Source data:
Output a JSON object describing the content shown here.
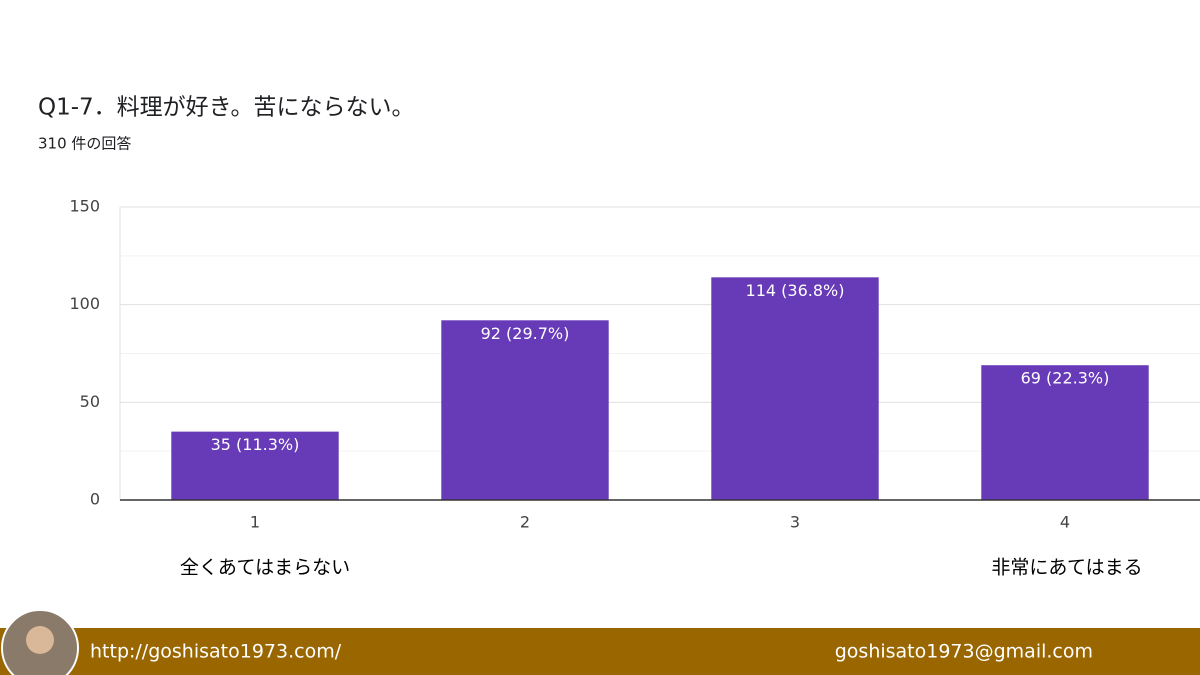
{
  "chart_data": {
    "type": "bar",
    "title": "Q1-7．料理が好き。苦にならない。",
    "subtitle": "310 件の回答",
    "categories": [
      "1",
      "2",
      "3",
      "4"
    ],
    "values": [
      35,
      92,
      114,
      69
    ],
    "value_labels": [
      "35 (11.3%)",
      "92 (29.7%)",
      "114 (36.8%)",
      "69 (22.3%)"
    ],
    "color": "#673ab7",
    "ylim": [
      0,
      150
    ],
    "yticks": [
      0,
      50,
      100,
      150
    ],
    "minor_yticks": [
      25,
      75,
      125
    ],
    "grid": true
  },
  "scale_labels": {
    "low": "全くあてはまらない",
    "high": "非常にあてはまる"
  },
  "footer": {
    "url": "http://goshisato1973.com/",
    "email": "goshisato1973@gmail.com"
  }
}
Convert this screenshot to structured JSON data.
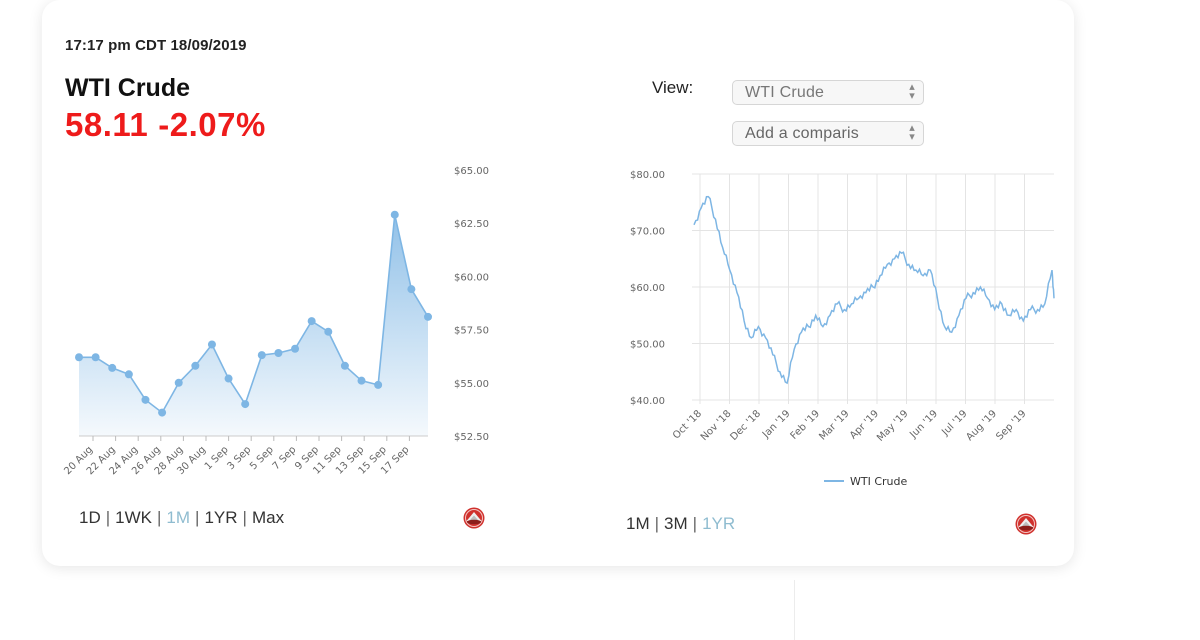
{
  "timestamp": "17:17 pm CDT 18/09/2019",
  "instrument": "WTI Crude",
  "quote": {
    "price": "58.11",
    "change": "-2.07%",
    "color": "#ee1b1b"
  },
  "left_range_options": [
    {
      "label": "1D",
      "active": false
    },
    {
      "label": "1WK",
      "active": false
    },
    {
      "label": "1M",
      "active": true
    },
    {
      "label": "1YR",
      "active": false
    },
    {
      "label": "Max",
      "active": false
    }
  ],
  "right_range_options": [
    {
      "label": "1M",
      "active": false
    },
    {
      "label": "3M",
      "active": false
    },
    {
      "label": "1YR",
      "active": true
    }
  ],
  "view": {
    "label": "View:",
    "instrument_select": "WTI Crude",
    "comparison_select": "Add a comparis"
  },
  "logo_icon": "red-globe-logo-icon",
  "colors": {
    "accent_line": "#7eb6e4",
    "active_range": "#8fbcd0",
    "negative": "#ee1b1b"
  },
  "chart_data": [
    {
      "type": "area",
      "title": "",
      "xlabel": "",
      "ylabel": "",
      "ylim": [
        52.5,
        65
      ],
      "y_ticks": [
        "$65.00",
        "$62.50",
        "$60.00",
        "$57.50",
        "$55.00",
        "$52.50"
      ],
      "x_tick_labels": [
        "20 Aug",
        "22 Aug",
        "24 Aug",
        "26 Aug",
        "28 Aug",
        "30 Aug",
        "1 Sep",
        "3 Sep",
        "5 Sep",
        "7 Sep",
        "9 Sep",
        "11 Sep",
        "13 Sep",
        "15 Sep",
        "17 Sep"
      ],
      "x": [
        "19 Aug",
        "20 Aug",
        "21 Aug",
        "22 Aug",
        "23 Aug",
        "26 Aug",
        "27 Aug",
        "28 Aug",
        "29 Aug",
        "2 Sep",
        "3 Sep",
        "4 Sep",
        "5 Sep",
        "6 Sep",
        "9 Sep",
        "10 Sep",
        "11 Sep",
        "12 Sep",
        "13 Sep",
        "16 Sep",
        "17 Sep",
        "18 Sep"
      ],
      "values": [
        56.2,
        56.2,
        55.7,
        55.4,
        54.2,
        53.6,
        55.0,
        55.8,
        56.8,
        55.2,
        54.0,
        56.3,
        56.4,
        56.6,
        57.9,
        57.4,
        55.8,
        55.1,
        54.9,
        62.9,
        59.4,
        58.1
      ],
      "grid": false,
      "legend": "none"
    },
    {
      "type": "line",
      "title": "",
      "xlabel": "",
      "ylabel": "",
      "ylim": [
        40,
        80
      ],
      "y_ticks": [
        "$80.00",
        "$70.00",
        "$60.00",
        "$50.00",
        "$40.00"
      ],
      "x_tick_labels": [
        "Oct '18",
        "Nov '18",
        "Dec '18",
        "Jan '19",
        "Feb '19",
        "Mar '19",
        "Apr '19",
        "May '19",
        "Jun '19",
        "Jul '19",
        "Aug '19",
        "Sep '19"
      ],
      "series": [
        {
          "name": "WTI Crude",
          "x": [
            "2018-10-01",
            "2018-10-08",
            "2018-10-15",
            "2018-10-22",
            "2018-10-29",
            "2018-11-05",
            "2018-11-12",
            "2018-11-19",
            "2018-11-26",
            "2018-12-03",
            "2018-12-10",
            "2018-12-17",
            "2018-12-24",
            "2018-12-31",
            "2019-01-07",
            "2019-01-14",
            "2019-01-21",
            "2019-01-28",
            "2019-02-04",
            "2019-02-11",
            "2019-02-18",
            "2019-02-25",
            "2019-03-04",
            "2019-03-11",
            "2019-03-18",
            "2019-03-25",
            "2019-04-01",
            "2019-04-08",
            "2019-04-15",
            "2019-04-22",
            "2019-04-29",
            "2019-05-06",
            "2019-05-13",
            "2019-05-20",
            "2019-05-27",
            "2019-06-03",
            "2019-06-10",
            "2019-06-17",
            "2019-06-24",
            "2019-07-01",
            "2019-07-08",
            "2019-07-15",
            "2019-07-22",
            "2019-07-29",
            "2019-08-05",
            "2019-08-12",
            "2019-08-19",
            "2019-08-26",
            "2019-09-02",
            "2019-09-09",
            "2019-09-16",
            "2019-09-18"
          ],
          "values": [
            71,
            74,
            76,
            72,
            67,
            63,
            59,
            54,
            51,
            53,
            51,
            48,
            45,
            43,
            49,
            52,
            53,
            55,
            53,
            55,
            57,
            56,
            57,
            58,
            59,
            60,
            62,
            64,
            65,
            66,
            64,
            63,
            62,
            63,
            58,
            53,
            52,
            55,
            58,
            59,
            60,
            58,
            56,
            57,
            55,
            56,
            54,
            56,
            56,
            57,
            63,
            58
          ]
        }
      ],
      "grid": true,
      "legend": "bottom"
    }
  ]
}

Aim of the exercise:
Omit the pictures, then quote the rest of the material above exactly.

Task solution:
Output a JSON object describing the content shown here.
{
  "chart_data": {
    "type": "bar",
    "title": "Q1-7．料理が好き。苦にならない。",
    "subtitle": "310 件の回答",
    "categories": [
      "1",
      "2",
      "3",
      "4"
    ],
    "values": [
      35,
      92,
      114,
      69
    ],
    "value_labels": [
      "35 (11.3%)",
      "92 (29.7%)",
      "114 (36.8%)",
      "69 (22.3%)"
    ],
    "color": "#673ab7",
    "ylim": [
      0,
      150
    ],
    "yticks": [
      0,
      50,
      100,
      150
    ],
    "minor_yticks": [
      25,
      75,
      125
    ],
    "grid": true
  },
  "scale_labels": {
    "low": "全くあてはまらない",
    "high": "非常にあてはまる"
  },
  "footer": {
    "url": "http://goshisato1973.com/",
    "email": "goshisato1973@gmail.com"
  }
}
Convert this screenshot to structured JSON data.
{
  "timestamp": "17:17 pm CDT 18/09/2019",
  "instrument": "WTI Crude",
  "quote": {
    "price": "58.11",
    "change": "-2.07%",
    "color": "#ee1b1b"
  },
  "left_range_options": [
    {
      "label": "1D",
      "active": false
    },
    {
      "label": "1WK",
      "active": false
    },
    {
      "label": "1M",
      "active": true
    },
    {
      "label": "1YR",
      "active": false
    },
    {
      "label": "Max",
      "active": false
    }
  ],
  "right_range_options": [
    {
      "label": "1M",
      "active": false
    },
    {
      "label": "3M",
      "active": false
    },
    {
      "label": "1YR",
      "active": true
    }
  ],
  "view": {
    "label": "View:",
    "instrument_select": "WTI Crude",
    "comparison_select": "Add a comparis"
  },
  "logo_icon": "red-globe-logo-icon",
  "colors": {
    "accent_line": "#7eb6e4",
    "active_range": "#8fbcd0",
    "negative": "#ee1b1b"
  },
  "chart_data": [
    {
      "type": "area",
      "title": "",
      "xlabel": "",
      "ylabel": "",
      "ylim": [
        52.5,
        65
      ],
      "y_ticks": [
        "$65.00",
        "$62.50",
        "$60.00",
        "$57.50",
        "$55.00",
        "$52.50"
      ],
      "x_tick_labels": [
        "20 Aug",
        "22 Aug",
        "24 Aug",
        "26 Aug",
        "28 Aug",
        "30 Aug",
        "1 Sep",
        "3 Sep",
        "5 Sep",
        "7 Sep",
        "9 Sep",
        "11 Sep",
        "13 Sep",
        "15 Sep",
        "17 Sep"
      ],
      "x": [
        "19 Aug",
        "20 Aug",
        "21 Aug",
        "22 Aug",
        "23 Aug",
        "26 Aug",
        "27 Aug",
        "28 Aug",
        "29 Aug",
        "2 Sep",
        "3 Sep",
        "4 Sep",
        "5 Sep",
        "6 Sep",
        "9 Sep",
        "10 Sep",
        "11 Sep",
        "12 Sep",
        "13 Sep",
        "16 Sep",
        "17 Sep",
        "18 Sep"
      ],
      "values": [
        56.2,
        56.2,
        55.7,
        55.4,
        54.2,
        53.6,
        55.0,
        55.8,
        56.8,
        55.2,
        54.0,
        56.3,
        56.4,
        56.6,
        57.9,
        57.4,
        55.8,
        55.1,
        54.9,
        62.9,
        59.4,
        58.1
      ],
      "grid": false,
      "legend": "none"
    },
    {
      "type": "line",
      "title": "",
      "xlabel": "",
      "ylabel": "",
      "ylim": [
        40,
        80
      ],
      "y_ticks": [
        "$80.00",
        "$70.00",
        "$60.00",
        "$50.00",
        "$40.00"
      ],
      "x_tick_labels": [
        "Oct '18",
        "Nov '18",
        "Dec '18",
        "Jan '19",
        "Feb '19",
        "Mar '19",
        "Apr '19",
        "May '19",
        "Jun '19",
        "Jul '19",
        "Aug '19",
        "Sep '19"
      ],
      "series": [
        {
          "name": "WTI Crude",
          "x": [
            "2018-10-01",
            "2018-10-08",
            "2018-10-15",
            "2018-10-22",
            "2018-10-29",
            "2018-11-05",
            "2018-11-12",
            "2018-11-19",
            "2018-11-26",
            "2018-12-03",
            "2018-12-10",
            "2018-12-17",
            "2018-12-24",
            "2018-12-31",
            "2019-01-07",
            "2019-01-14",
            "2019-01-21",
            "2019-01-28",
            "2019-02-04",
            "2019-02-11",
            "2019-02-18",
            "2019-02-25",
            "2019-03-04",
            "2019-03-11",
            "2019-03-18",
            "2019-03-25",
            "2019-04-01",
            "2019-04-08",
            "2019-04-15",
            "2019-04-22",
            "2019-04-29",
            "2019-05-06",
            "2019-05-13",
            "2019-05-20",
            "2019-05-27",
            "2019-06-03",
            "2019-06-10",
            "2019-06-17",
            "2019-06-24",
            "2019-07-01",
            "2019-07-08",
            "2019-07-15",
            "2019-07-22",
            "2019-07-29",
            "2019-08-05",
            "2019-08-12",
            "2019-08-19",
            "2019-08-26",
            "2019-09-02",
            "2019-09-09",
            "2019-09-16",
            "2019-09-18"
          ],
          "values": [
            71,
            74,
            76,
            72,
            67,
            63,
            59,
            54,
            51,
            53,
            51,
            48,
            45,
            43,
            49,
            52,
            53,
            55,
            53,
            55,
            57,
            56,
            57,
            58,
            59,
            60,
            62,
            64,
            65,
            66,
            64,
            63,
            62,
            63,
            58,
            53,
            52,
            55,
            58,
            59,
            60,
            58,
            56,
            57,
            55,
            56,
            54,
            56,
            56,
            57,
            63,
            58
          ]
        }
      ],
      "grid": true,
      "legend": "bottom"
    }
  ]
}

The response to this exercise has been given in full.